▶ What you will do
All of the data that follows is to be written out exactly, with images excluded.

++++ Data ++++

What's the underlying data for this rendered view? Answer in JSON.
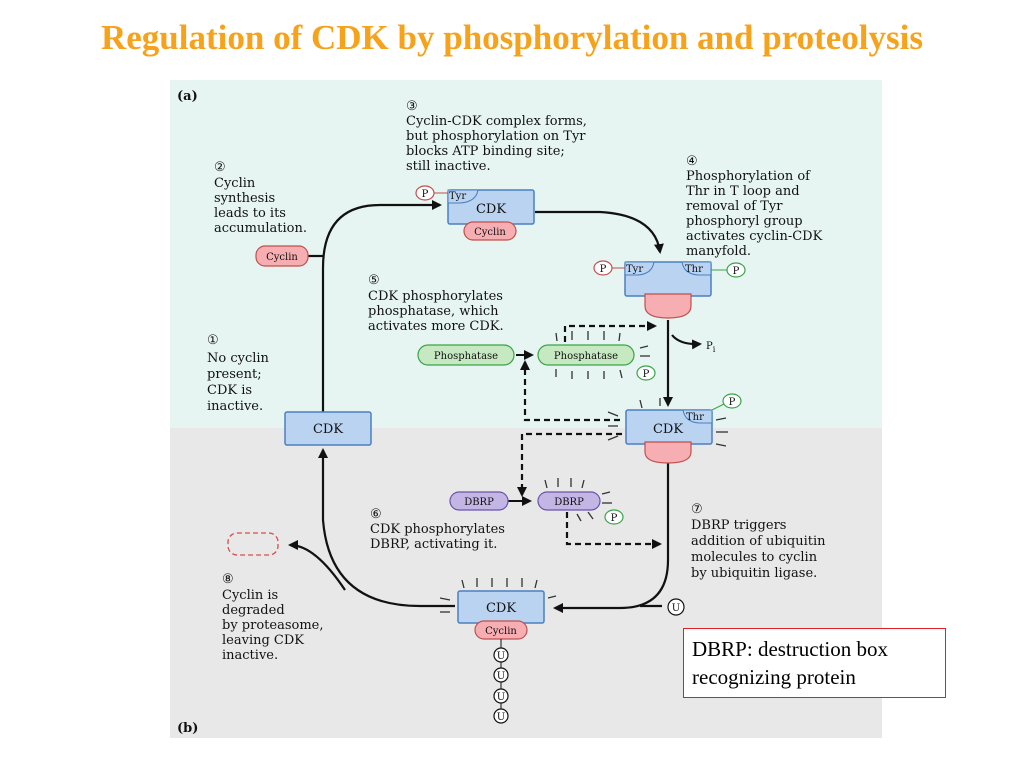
{
  "title": "Regulation of CDK by phosphorylation and proteolysis",
  "panels": {
    "a": "(a)",
    "b": "(b)"
  },
  "molecules": {
    "cdk": "CDK",
    "cyclin": "Cyclin",
    "tyr": "Tyr",
    "thr": "Thr",
    "p": "P",
    "phosphatase": "Phosphatase",
    "dbrp": "DBRP",
    "u": "U",
    "pi": "P",
    "pi_sub": "i"
  },
  "steps": [
    {
      "num": "①",
      "lines": [
        "No cyclin",
        "present;",
        "CDK is",
        "inactive."
      ]
    },
    {
      "num": "②",
      "lines": [
        "Cyclin",
        "synthesis",
        "leads to its",
        "accumulation."
      ]
    },
    {
      "num": "③",
      "lines": [
        "Cyclin-CDK complex forms,",
        "but phosphorylation on Tyr",
        "blocks ATP binding site;",
        "still inactive."
      ]
    },
    {
      "num": "④",
      "lines": [
        "Phosphorylation of",
        "Thr in T loop and",
        "removal of Tyr",
        "phosphoryl group",
        "activates cyclin-CDK",
        "manyfold."
      ]
    },
    {
      "num": "⑤",
      "lines": [
        "CDK phosphorylates",
        "phosphatase, which",
        "activates more CDK."
      ]
    },
    {
      "num": "⑥",
      "lines": [
        "CDK phosphorylates",
        "DBRP, activating it."
      ]
    },
    {
      "num": "⑦",
      "lines": [
        "DBRP triggers",
        "addition of ubiquitin",
        "molecules to cyclin",
        "by ubiquitin ligase."
      ]
    },
    {
      "num": "⑧",
      "lines": [
        "Cyclin is",
        "degraded",
        "by proteasome,",
        "leaving CDK",
        "inactive."
      ]
    }
  ],
  "note": {
    "line1": "DBRP: destruction box",
    "line2": "recognizing protein"
  },
  "colors": {
    "title": "#f7a21b",
    "panel_a_bg": "#e6f5f1",
    "panel_b_bg": "#e8e8e8",
    "cdk_fill": "#b9d3f1",
    "cyclin_fill": "#f6aeb3",
    "phosphatase_fill": "#c6e9c2",
    "dbrp_fill": "#c3b6e4",
    "note_border": "#e02020"
  }
}
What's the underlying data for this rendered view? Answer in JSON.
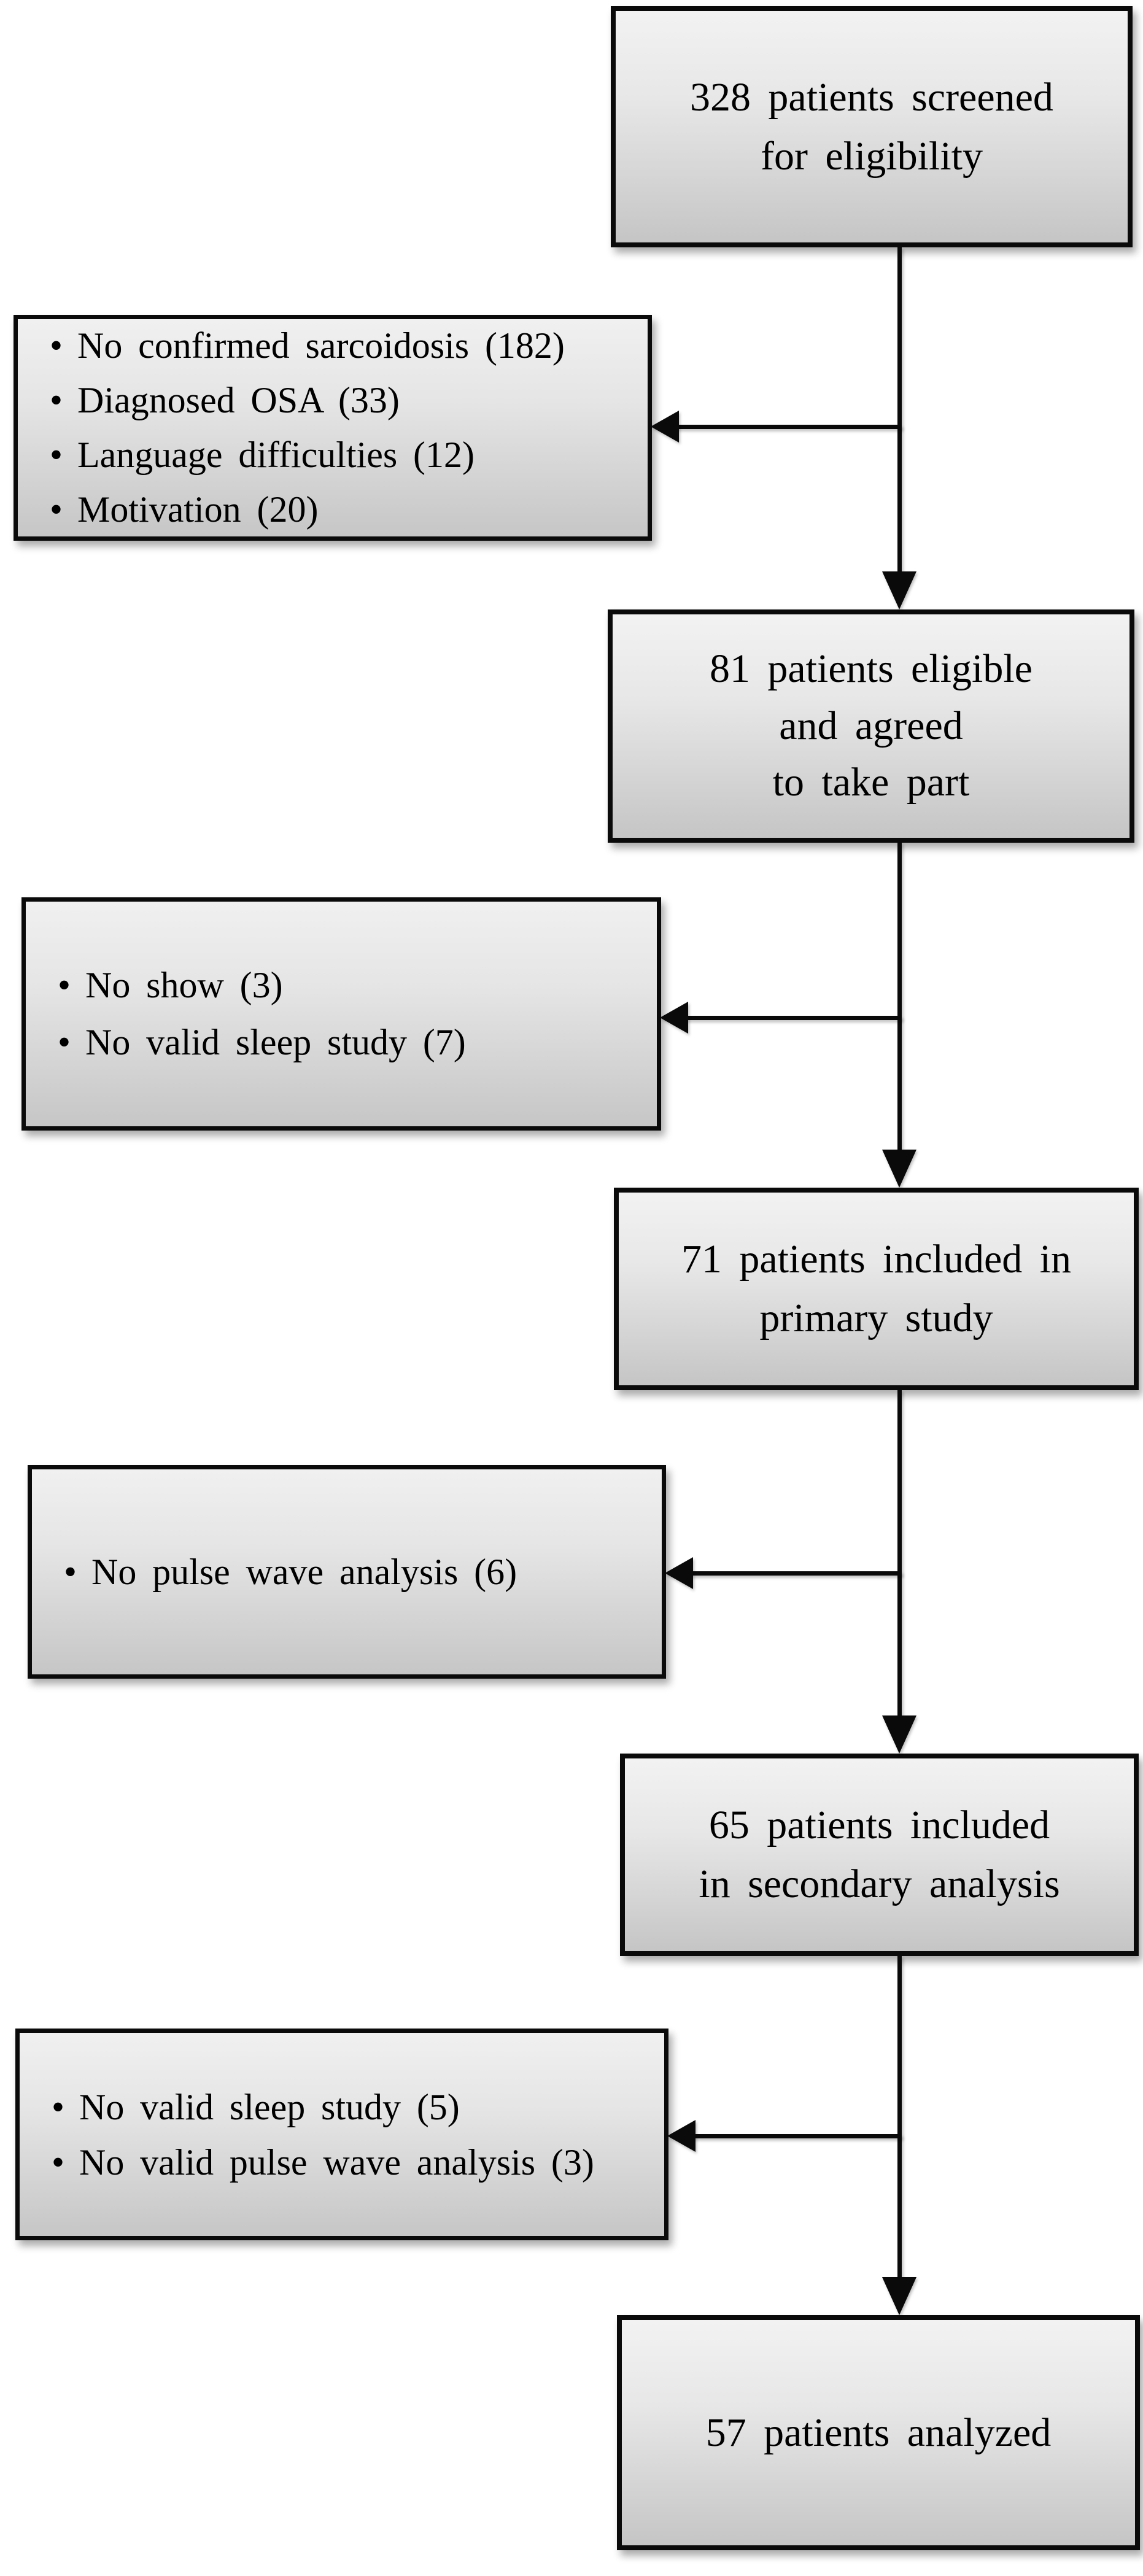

++++

▶ Reply to the exercise
What's the underlying data for this rendered view? Answer in JSON.
{
  "title": "Regulation of CDK by phosphorylation and proteolysis",
  "panels": {
    "a": "(a)",
    "b": "(b)"
  },
  "molecules": {
    "cdk": "CDK",
    "cyclin": "Cyclin",
    "tyr": "Tyr",
    "thr": "Thr",
    "p": "P",
    "phosphatase": "Phosphatase",
    "dbrp": "DBRP",
    "u": "U",
    "pi": "P",
    "pi_sub": "i"
  },
  "steps": [
    {
      "num": "①",
      "lines": [
        "No cyclin",
        "present;",
        "CDK is",
        "inactive."
      ]
    },
    {
      "num": "②",
      "lines": [
        "Cyclin",
        "synthesis",
        "leads to its",
        "accumulation."
      ]
    },
    {
      "num": "③",
      "lines": [
        "Cyclin-CDK complex forms,",
        "but phosphorylation on Tyr",
        "blocks ATP binding site;",
        "still inactive."
      ]
    },
    {
      "num": "④",
      "lines": [
        "Phosphorylation of",
        "Thr in T loop and",
        "removal of Tyr",
        "phosphoryl group",
        "activates cyclin-CDK",
        "manyfold."
      ]
    },
    {
      "num": "⑤",
      "lines": [
        "CDK phosphorylates",
        "phosphatase, which",
        "activates more CDK."
      ]
    },
    {
      "num": "⑥",
      "lines": [
        "CDK phosphorylates",
        "DBRP, activating it."
      ]
    },
    {
      "num": "⑦",
      "lines": [
        "DBRP triggers",
        "addition of ubiquitin",
        "molecules to cyclin",
        "by ubiquitin ligase."
      ]
    },
    {
      "num": "⑧",
      "lines": [
        "Cyclin is",
        "degraded",
        "by proteasome,",
        "leaving CDK",
        "inactive."
      ]
    }
  ],
  "note": {
    "line1": "DBRP: destruction box",
    "line2": "recognizing protein"
  },
  "colors": {
    "title": "#f7a21b",
    "panel_a_bg": "#e6f5f1",
    "panel_b_bg": "#e8e8e8",
    "cdk_fill": "#b9d3f1",
    "cyclin_fill": "#f6aeb3",
    "phosphatase_fill": "#c6e9c2",
    "dbrp_fill": "#c3b6e4",
    "note_border": "#e02020"
  }
}
What's the underlying data for this rendered view? Answer in JSON.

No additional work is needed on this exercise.